◆ Given request:
Check each line of the records for "Address"; collect those that have it.

◆ Extracted data entries:
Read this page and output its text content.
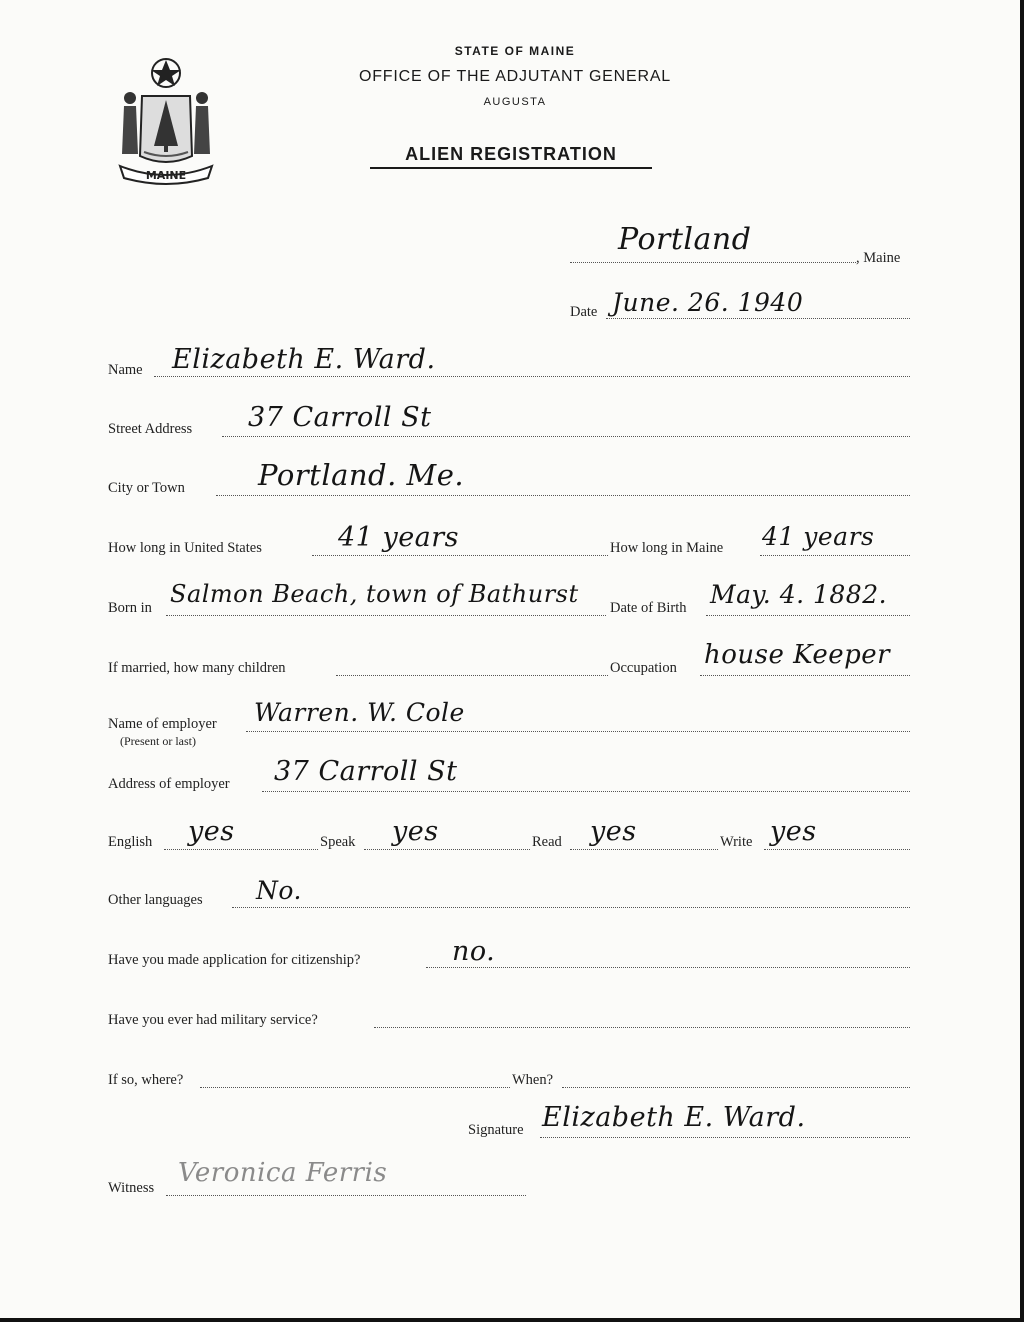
MAINE
STATE OF MAINE
OFFICE OF THE ADJUTANT GENERAL
AUGUSTA
ALIEN REGISTRATION
Portland
, Maine
Date June. 26. 1940
Name Elizabeth E. Ward.
Street Address 37 Carroll St
City or Town	Portland. Me.
How long in United States	41 years	How long in Maine 41 years
Born in Salmon Beach, town of Bathurst Date of Birth May. 4. 1882.
If married, how many children	Occupation house Keeper
Name of employer
(Present or last)
Warren. W. Cole
Address of employer 37 Carroll St
English yes	Speak yes	Read yes	Write yes
Other languages No.
Have you made application for citizenship?	no.
Have you ever had military service?
If so, where?	When?
Signature Elizabeth E. Ward.
Witness Veronica Ferris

◆ Answer for the task:
Street Address 37 Carroll St
Address of employer 37 Carroll St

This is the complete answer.